*Task description*. All lines in the data bearing the string "content" should be identified and copied.

*Input*.
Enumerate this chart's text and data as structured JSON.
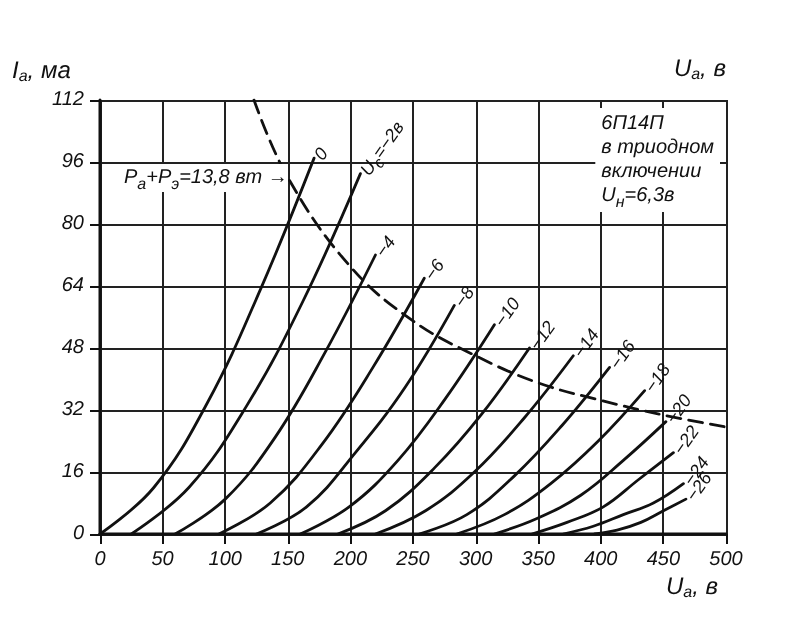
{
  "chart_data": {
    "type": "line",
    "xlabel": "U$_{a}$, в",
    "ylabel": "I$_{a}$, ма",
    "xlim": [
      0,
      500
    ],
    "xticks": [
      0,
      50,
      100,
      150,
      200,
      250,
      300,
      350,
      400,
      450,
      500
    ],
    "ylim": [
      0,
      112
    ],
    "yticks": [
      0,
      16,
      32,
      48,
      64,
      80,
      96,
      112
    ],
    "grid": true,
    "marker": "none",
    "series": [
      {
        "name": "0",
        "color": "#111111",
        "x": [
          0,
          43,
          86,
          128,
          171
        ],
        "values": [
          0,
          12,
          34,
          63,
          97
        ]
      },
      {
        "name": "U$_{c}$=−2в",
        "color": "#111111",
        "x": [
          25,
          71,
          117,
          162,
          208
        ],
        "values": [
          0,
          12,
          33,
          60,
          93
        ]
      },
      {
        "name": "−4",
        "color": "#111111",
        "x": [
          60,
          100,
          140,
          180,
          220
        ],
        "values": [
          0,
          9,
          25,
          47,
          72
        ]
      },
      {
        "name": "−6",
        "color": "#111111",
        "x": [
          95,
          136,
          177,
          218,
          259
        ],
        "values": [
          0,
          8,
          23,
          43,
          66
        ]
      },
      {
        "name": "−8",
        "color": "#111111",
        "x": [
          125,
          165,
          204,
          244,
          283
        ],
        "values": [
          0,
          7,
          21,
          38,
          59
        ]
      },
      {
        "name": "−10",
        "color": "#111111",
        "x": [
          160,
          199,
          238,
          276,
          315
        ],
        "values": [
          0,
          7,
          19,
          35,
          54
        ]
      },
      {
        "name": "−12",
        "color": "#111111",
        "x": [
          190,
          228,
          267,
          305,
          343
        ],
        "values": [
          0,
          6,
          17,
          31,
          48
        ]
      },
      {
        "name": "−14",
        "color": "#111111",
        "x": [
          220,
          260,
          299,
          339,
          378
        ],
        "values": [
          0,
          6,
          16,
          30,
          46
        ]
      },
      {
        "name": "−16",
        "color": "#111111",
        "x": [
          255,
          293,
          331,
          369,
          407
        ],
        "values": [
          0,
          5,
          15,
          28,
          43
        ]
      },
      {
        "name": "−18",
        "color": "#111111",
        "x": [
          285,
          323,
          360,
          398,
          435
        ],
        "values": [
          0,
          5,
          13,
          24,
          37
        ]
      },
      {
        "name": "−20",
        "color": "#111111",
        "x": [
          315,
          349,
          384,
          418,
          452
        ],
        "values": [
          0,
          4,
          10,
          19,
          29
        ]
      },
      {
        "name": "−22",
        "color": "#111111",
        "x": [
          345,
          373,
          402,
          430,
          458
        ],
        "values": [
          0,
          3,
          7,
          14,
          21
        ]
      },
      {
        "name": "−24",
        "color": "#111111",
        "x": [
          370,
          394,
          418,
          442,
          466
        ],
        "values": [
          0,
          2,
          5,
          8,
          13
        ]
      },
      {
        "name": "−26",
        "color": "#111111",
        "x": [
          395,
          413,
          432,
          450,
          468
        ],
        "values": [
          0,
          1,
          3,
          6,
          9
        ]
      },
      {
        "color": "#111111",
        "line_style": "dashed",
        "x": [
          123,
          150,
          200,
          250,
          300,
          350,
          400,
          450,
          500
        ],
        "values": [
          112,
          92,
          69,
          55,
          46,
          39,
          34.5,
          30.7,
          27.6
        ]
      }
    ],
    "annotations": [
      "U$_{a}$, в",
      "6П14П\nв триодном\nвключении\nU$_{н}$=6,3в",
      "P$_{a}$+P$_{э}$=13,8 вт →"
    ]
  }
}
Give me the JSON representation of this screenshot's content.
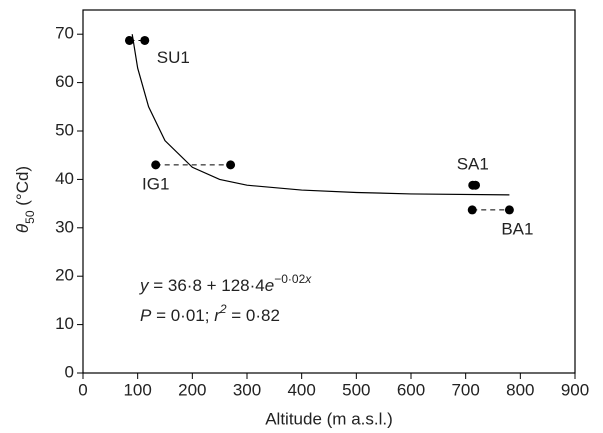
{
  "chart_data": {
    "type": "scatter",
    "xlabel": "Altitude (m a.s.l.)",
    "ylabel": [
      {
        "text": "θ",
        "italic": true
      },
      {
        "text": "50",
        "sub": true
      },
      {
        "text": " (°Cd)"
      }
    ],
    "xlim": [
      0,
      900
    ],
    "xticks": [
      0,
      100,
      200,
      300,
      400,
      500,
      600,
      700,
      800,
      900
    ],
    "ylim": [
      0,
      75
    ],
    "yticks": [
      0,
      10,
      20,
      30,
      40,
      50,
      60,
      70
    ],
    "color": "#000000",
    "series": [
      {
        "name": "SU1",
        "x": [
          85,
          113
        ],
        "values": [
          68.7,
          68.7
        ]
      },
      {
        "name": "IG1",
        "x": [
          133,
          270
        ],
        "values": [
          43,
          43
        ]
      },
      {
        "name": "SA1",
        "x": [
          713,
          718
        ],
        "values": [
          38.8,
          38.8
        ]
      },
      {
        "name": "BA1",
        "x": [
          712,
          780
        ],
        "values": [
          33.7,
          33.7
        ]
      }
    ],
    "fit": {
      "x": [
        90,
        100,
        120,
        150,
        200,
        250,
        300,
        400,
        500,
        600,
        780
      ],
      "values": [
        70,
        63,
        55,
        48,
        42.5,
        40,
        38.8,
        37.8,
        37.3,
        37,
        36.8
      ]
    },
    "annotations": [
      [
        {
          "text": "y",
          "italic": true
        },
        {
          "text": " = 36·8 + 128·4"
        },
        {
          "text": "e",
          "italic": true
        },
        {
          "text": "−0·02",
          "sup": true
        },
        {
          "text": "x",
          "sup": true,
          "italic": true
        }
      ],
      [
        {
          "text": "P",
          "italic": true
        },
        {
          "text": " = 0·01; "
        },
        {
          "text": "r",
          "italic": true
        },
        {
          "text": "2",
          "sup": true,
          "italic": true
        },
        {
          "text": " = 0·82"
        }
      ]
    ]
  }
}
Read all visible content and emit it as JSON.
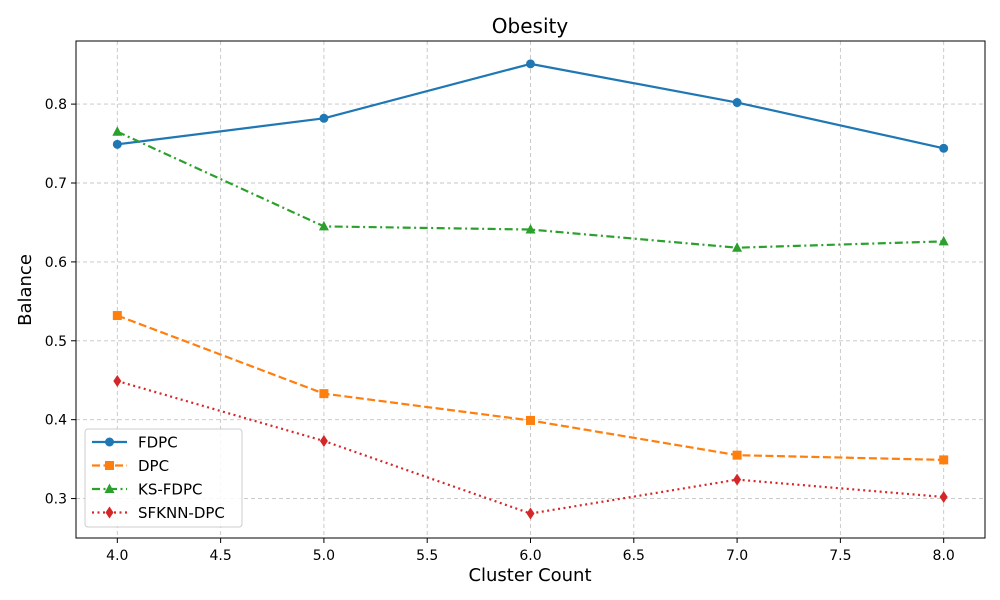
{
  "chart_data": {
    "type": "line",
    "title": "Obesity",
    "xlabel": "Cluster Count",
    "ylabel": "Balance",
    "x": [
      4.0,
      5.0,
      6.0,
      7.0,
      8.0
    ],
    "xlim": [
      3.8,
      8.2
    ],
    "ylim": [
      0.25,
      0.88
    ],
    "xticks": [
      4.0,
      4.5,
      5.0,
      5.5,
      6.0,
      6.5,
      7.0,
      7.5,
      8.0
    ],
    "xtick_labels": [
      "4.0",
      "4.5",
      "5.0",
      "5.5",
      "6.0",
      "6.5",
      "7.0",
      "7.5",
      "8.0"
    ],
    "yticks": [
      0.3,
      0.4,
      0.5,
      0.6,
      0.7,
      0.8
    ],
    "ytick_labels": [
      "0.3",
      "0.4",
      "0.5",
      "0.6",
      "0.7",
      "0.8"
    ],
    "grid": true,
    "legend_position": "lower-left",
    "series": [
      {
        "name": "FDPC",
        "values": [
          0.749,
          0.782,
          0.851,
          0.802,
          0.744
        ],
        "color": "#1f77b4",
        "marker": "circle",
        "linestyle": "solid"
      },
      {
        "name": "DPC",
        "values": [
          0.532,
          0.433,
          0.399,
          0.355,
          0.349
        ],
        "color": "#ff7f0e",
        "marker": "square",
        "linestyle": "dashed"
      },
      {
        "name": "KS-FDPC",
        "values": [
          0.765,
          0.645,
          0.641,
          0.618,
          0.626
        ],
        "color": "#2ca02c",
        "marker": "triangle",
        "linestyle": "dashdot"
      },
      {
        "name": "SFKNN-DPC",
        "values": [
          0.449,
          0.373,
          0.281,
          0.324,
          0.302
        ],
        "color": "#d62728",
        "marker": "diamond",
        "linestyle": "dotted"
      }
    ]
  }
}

*Solution to this problem*.
Give me the JSON representation of this screenshot's content.
Read all visible content and emit it as JSON.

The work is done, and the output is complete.